- [Stored dataset items]
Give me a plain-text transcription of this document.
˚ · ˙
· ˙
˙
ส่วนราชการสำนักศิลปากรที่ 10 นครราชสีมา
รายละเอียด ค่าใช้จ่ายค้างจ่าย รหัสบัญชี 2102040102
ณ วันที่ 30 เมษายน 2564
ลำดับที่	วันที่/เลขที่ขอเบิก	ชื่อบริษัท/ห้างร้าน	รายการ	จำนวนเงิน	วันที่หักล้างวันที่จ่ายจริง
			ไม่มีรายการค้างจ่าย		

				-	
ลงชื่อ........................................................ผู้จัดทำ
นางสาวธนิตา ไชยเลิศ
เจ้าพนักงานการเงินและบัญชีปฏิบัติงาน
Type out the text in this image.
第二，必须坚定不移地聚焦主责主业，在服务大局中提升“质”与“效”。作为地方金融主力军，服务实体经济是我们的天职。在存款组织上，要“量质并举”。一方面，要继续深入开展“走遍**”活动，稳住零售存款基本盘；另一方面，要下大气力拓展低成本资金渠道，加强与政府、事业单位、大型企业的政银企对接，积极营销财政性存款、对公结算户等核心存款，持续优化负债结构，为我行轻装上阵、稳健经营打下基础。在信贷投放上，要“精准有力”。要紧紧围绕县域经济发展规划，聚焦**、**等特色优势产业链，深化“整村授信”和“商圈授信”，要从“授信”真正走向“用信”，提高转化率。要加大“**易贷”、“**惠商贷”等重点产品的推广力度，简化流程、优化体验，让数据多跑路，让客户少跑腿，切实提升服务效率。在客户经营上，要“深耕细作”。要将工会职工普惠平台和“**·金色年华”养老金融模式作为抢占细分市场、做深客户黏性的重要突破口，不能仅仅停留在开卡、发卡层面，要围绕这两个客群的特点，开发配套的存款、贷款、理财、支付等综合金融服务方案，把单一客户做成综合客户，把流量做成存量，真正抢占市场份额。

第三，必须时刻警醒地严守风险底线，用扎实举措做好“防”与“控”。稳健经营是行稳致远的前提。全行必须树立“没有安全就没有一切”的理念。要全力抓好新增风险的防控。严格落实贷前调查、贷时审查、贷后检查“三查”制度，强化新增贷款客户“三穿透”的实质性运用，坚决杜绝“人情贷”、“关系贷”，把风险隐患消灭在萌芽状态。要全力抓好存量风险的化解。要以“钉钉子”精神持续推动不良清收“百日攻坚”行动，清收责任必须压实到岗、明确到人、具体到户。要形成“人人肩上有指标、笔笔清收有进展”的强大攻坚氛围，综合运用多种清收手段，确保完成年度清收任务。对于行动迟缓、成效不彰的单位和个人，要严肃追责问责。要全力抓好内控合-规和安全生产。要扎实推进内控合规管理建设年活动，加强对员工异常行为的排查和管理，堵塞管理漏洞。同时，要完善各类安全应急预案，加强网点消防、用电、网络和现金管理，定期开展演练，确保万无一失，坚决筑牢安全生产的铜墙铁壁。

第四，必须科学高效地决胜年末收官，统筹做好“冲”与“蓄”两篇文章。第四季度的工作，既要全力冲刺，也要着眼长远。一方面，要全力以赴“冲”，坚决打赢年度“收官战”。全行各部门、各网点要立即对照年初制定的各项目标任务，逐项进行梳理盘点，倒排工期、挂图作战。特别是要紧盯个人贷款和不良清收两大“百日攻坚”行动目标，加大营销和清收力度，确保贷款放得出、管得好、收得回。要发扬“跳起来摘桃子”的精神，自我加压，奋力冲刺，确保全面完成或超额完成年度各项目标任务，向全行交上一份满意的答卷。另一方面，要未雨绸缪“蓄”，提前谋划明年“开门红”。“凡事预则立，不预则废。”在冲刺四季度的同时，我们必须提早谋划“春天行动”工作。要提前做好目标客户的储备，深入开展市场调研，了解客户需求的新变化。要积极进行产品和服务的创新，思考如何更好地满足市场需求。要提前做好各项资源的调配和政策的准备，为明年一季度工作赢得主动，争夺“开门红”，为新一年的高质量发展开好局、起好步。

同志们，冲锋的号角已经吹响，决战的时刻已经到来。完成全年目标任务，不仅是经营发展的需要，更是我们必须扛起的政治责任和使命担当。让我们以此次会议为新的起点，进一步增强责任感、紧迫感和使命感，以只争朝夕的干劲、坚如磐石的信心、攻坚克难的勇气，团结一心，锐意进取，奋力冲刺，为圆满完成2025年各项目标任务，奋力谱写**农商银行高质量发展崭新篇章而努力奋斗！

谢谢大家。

- [TASK BRIEF] Retype all of the material above with every character intact.

- [FULL RESPONSE]
Give me a plain-text transcription of this document.
˚ · ˙
· ˙
˙
ส่วนราชการสำนักศิลปากรที่ 10 นครราชสีมา
รายละเอียด ค่าใช้จ่ายค้างจ่าย รหัสบัญชี 2102040102
ณ วันที่ 30 เมษายน 2564
ลำดับที่	วันที่/เลขที่ขอเบิก	ชื่อบริษัท/ห้างร้าน	รายการ	จำนวนเงิน	วันที่หักล้างวันที่จ่ายจริง
			ไม่มีรายการค้างจ่าย		

				-	
ลงชื่อ........................................................ผู้จัดทำ
นางสาวธนิตา ไชยเลิศ
เจ้าพนักงานการเงินและบัญชีปฏิบัติงาน
Type out the text in this image.
第二，必须坚定不移地聚焦主责主业，在服务大局中提升“质”与“效”。作为地方金融主力军，服务实体经济是我们的天职。在存款组织上，要“量质并举”。一方面，要继续深入开展“走遍**”活动，稳住零售存款基本盘；另一方面，要下大气力拓展低成本资金渠道，加强与政府、事业单位、大型企业的政银企对接，积极营销财政性存款、对公结算户等核心存款，持续优化负债结构，为我行轻装上阵、稳健经营打下基础。在信贷投放上，要“精准有力”。要紧紧围绕县域经济发展规划，聚焦**、**等特色优势产业链，深化“整村授信”和“商圈授信”，要从“授信”真正走向“用信”，提高转化率。要加大“**易贷”、“**惠商贷”等重点产品的推广力度，简化流程、优化体验，让数据多跑路，让客户少跑腿，切实提升服务效率。在客户经营上，要“深耕细作”。要将工会职工普惠平台和“**·金色年华”养老金融模式作为抢占细分市场、做深客户黏性的重要突破口，不能仅仅停留在开卡、发卡层面，要围绕这两个客群的特点，开发配套的存款、贷款、理财、支付等综合金融服务方案，把单一客户做成综合客户，把流量做成存量，真正抢占市场份额。

第三，必须时刻警醒地严守风险底线，用扎实举措做好“防”与“控”。稳健经营是行稳致远的前提。全行必须树立“没有安全就没有一切”的理念。要全力抓好新增风险的防控。严格落实贷前调查、贷时审查、贷后检查“三查”制度，强化新增贷款客户“三穿透”的实质性运用，坚决杜绝“人情贷”、“关系贷”，把风险隐患消灭在萌芽状态。要全力抓好存量风险的化解。要以“钉钉子”精神持续推动不良清收“百日攻坚”行动，清收责任必须压实到岗、明确到人、具体到户。要形成“人人肩上有指标、笔笔清收有进展”的强大攻坚氛围，综合运用多种清收手段，确保完成年度清收任务。对于行动迟缓、成效不彰的单位和个人，要严肃追责问责。要全力抓好内控合-规和安全生产。要扎实推进内控合规管理建设年活动，加强对员工异常行为的排查和管理，堵塞管理漏洞。同时，要完善各类安全应急预案，加强网点消防、用电、网络和现金管理，定期开展演练，确保万无一失，坚决筑牢安全生产的铜墙铁壁。

第四，必须科学高效地决胜年末收官，统筹做好“冲”与“蓄”两篇文章。第四季度的工作，既要全力冲刺，也要着眼长远。一方面，要全力以赴“冲”，坚决打赢年度“收官战”。全行各部门、各网点要立即对照年初制定的各项目标任务，逐项进行梳理盘点，倒排工期、挂图作战。特别是要紧盯个人贷款和不良清收两大“百日攻坚”行动目标，加大营销和清收力度，确保贷款放得出、管得好、收得回。要发扬“跳起来摘桃子”的精神，自我加压，奋力冲刺，确保全面完成或超额完成年度各项目标任务，向全行交上一份满意的答卷。另一方面，要未雨绸缪“蓄”，提前谋划明年“开门红”。“凡事预则立，不预则废。”在冲刺四季度的同时，我们必须提早谋划“春天行动”工作。要提前做好目标客户的储备，深入开展市场调研，了解客户需求的新变化。要积极进行产品和服务的创新，思考如何更好地满足市场需求。要提前做好各项资源的调配和政策的准备，为明年一季度工作赢得主动，争夺“开门红”，为新一年的高质量发展开好局、起好步。

同志们，冲锋的号角已经吹响，决战的时刻已经到来。完成全年目标任务，不仅是经营发展的需要，更是我们必须扛起的政治责任和使命担当。让我们以此次会议为新的起点，进一步增强责任感、紧迫感和使命感，以只争朝夕的干劲、坚如磐石的信心、攻坚克难的勇气，团结一心，锐意进取，奋力冲刺，为圆满完成2025年各项目标任务，奋力谱写**农商银行高质量发展崭新篇章而努力奋斗！

谢谢大家。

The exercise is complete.